§ Exercise details
For each line in the data below that holds "Portal", return a copy.

§ Extracted records

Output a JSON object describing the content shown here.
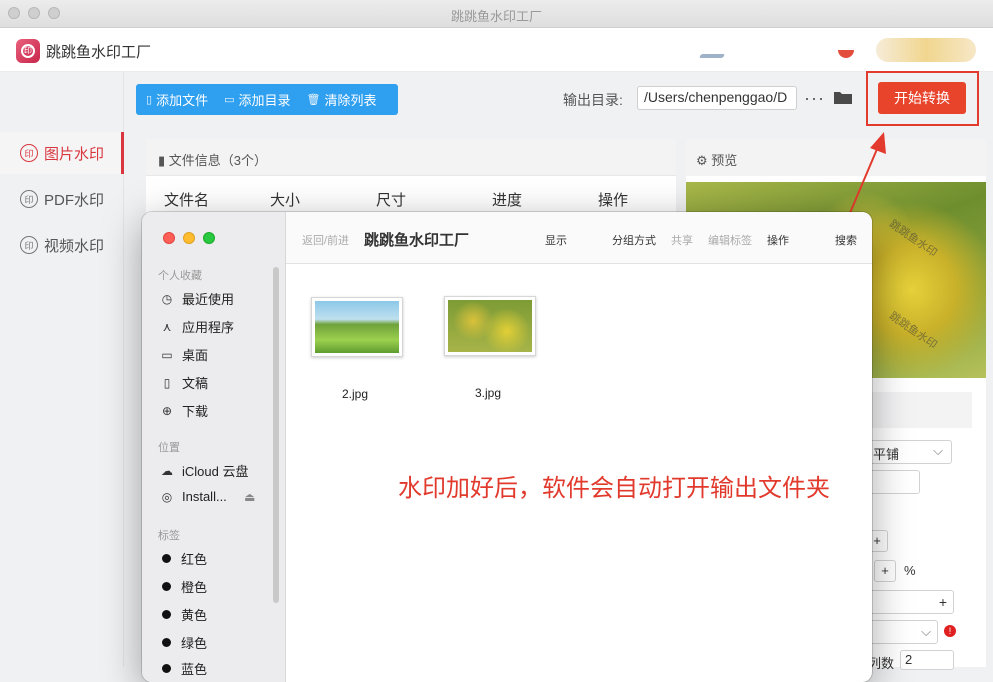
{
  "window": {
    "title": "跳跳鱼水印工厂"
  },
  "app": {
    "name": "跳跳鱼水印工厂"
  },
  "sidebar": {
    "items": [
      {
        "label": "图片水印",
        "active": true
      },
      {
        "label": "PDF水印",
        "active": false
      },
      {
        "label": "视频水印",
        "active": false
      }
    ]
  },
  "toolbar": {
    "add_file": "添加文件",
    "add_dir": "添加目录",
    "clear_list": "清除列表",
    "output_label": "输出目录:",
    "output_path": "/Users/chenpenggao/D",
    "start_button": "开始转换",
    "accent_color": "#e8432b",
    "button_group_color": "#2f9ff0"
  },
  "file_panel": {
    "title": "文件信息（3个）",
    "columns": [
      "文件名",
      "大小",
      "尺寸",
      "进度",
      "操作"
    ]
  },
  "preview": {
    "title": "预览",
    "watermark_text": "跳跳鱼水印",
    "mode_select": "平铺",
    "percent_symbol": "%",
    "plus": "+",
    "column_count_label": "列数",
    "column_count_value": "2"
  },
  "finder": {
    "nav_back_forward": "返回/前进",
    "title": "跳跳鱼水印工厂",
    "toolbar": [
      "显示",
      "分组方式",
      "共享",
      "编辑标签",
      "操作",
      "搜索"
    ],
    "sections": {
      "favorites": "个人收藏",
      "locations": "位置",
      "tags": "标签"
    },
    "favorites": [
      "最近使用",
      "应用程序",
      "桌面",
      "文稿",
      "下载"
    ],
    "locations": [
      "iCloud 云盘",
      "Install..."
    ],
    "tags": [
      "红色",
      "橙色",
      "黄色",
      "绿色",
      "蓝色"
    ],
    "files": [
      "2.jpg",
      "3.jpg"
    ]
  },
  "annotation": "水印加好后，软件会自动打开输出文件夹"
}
---
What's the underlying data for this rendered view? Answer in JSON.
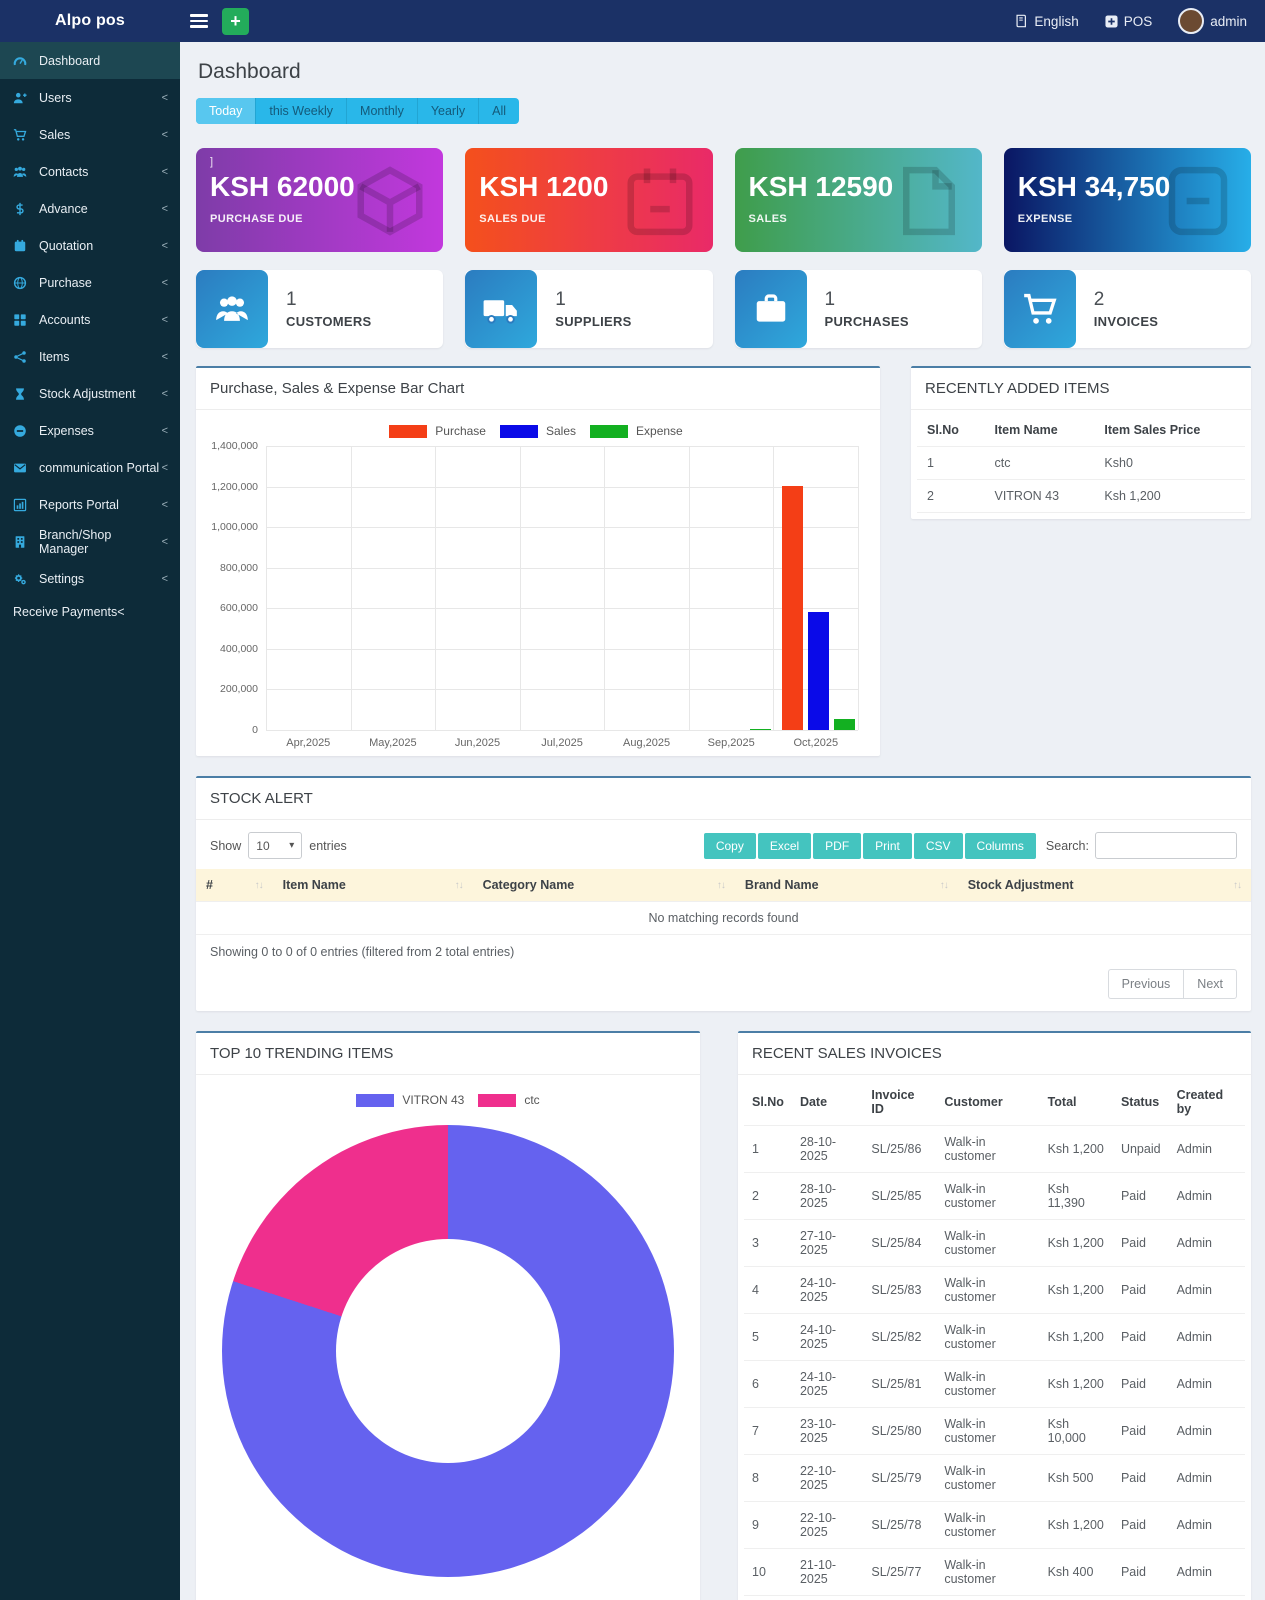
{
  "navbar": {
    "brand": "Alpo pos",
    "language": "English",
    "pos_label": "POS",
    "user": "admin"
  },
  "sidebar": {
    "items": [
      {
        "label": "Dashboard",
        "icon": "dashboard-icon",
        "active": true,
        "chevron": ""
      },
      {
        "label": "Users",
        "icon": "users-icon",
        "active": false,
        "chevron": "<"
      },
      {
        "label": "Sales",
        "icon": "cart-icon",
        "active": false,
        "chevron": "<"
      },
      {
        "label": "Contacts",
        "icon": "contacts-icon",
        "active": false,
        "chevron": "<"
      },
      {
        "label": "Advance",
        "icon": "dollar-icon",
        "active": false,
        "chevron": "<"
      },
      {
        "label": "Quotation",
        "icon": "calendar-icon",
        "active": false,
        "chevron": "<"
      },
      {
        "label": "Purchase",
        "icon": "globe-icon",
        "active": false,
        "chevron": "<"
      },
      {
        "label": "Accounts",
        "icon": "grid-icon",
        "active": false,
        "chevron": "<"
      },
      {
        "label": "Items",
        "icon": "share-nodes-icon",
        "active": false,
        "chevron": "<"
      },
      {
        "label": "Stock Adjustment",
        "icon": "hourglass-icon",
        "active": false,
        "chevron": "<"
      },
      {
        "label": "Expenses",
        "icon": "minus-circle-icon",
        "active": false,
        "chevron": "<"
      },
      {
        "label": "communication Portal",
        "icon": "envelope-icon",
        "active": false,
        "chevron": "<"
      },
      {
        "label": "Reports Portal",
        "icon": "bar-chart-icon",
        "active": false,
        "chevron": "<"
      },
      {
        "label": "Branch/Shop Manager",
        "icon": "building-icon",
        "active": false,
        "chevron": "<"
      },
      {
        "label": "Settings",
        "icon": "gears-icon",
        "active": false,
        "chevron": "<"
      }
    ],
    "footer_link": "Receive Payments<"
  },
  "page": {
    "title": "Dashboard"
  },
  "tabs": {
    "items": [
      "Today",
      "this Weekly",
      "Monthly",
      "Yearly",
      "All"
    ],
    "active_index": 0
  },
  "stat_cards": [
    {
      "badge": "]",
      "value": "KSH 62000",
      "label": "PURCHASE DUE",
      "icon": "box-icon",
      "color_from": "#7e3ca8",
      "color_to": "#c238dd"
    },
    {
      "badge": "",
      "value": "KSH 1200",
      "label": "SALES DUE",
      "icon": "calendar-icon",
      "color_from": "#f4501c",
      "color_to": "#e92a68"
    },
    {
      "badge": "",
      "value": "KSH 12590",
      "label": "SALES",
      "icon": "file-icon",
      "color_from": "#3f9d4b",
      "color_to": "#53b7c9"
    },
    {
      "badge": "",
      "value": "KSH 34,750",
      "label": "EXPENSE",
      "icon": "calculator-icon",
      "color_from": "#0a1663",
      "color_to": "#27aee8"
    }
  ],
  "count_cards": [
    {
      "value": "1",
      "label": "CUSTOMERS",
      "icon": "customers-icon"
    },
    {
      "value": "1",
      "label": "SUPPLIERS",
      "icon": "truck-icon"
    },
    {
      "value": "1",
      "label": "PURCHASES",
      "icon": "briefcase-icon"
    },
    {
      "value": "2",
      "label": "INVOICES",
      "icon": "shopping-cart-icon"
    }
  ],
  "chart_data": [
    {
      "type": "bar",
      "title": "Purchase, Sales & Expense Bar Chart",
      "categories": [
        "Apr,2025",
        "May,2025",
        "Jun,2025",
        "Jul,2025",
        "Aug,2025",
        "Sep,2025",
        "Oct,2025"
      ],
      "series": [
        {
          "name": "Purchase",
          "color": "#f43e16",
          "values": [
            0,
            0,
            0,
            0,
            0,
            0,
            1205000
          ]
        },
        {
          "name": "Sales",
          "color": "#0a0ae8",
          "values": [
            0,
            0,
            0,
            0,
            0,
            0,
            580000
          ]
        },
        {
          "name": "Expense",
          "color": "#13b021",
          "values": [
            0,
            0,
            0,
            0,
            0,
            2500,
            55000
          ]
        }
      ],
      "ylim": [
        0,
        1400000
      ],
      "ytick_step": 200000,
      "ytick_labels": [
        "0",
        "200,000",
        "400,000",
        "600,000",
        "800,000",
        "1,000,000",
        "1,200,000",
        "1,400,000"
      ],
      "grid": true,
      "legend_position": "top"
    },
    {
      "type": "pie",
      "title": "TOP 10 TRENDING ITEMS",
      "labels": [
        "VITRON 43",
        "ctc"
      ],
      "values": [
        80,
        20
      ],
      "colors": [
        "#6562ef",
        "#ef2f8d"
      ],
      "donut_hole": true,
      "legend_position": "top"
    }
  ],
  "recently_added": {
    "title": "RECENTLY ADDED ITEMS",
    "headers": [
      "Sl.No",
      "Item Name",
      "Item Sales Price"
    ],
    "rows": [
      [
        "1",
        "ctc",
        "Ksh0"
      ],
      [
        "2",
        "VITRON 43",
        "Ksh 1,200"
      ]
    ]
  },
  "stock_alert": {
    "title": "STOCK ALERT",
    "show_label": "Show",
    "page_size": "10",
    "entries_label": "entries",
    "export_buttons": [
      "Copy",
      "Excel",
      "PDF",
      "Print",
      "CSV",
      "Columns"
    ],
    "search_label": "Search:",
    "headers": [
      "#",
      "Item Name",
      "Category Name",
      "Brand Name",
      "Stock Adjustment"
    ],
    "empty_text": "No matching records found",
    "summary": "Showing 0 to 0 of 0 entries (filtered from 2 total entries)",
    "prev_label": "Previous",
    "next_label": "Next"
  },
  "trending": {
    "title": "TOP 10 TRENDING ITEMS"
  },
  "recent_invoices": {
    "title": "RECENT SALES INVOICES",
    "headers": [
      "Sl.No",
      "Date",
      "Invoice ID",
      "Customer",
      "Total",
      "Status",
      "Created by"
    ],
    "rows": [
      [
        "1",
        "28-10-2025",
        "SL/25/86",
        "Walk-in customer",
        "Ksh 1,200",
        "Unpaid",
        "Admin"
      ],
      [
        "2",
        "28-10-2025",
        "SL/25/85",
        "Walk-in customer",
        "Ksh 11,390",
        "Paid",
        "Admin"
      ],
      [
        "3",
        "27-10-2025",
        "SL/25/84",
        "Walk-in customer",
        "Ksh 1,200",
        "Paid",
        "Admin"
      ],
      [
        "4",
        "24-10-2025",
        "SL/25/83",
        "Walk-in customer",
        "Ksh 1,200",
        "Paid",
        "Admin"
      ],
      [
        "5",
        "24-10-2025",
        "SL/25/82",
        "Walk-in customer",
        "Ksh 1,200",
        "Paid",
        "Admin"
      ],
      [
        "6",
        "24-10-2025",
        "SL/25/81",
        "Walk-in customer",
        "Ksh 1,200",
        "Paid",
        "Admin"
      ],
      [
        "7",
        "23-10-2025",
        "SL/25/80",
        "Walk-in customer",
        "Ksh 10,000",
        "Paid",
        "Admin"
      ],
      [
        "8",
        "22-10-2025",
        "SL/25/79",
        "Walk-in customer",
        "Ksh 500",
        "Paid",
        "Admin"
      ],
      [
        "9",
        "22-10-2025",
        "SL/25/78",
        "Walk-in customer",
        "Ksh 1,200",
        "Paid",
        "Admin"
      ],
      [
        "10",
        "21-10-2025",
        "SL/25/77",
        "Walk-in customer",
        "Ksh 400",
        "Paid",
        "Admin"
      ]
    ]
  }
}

§ Answer for the task
        "label": "communication Portal",
        "label": "Reports Portal",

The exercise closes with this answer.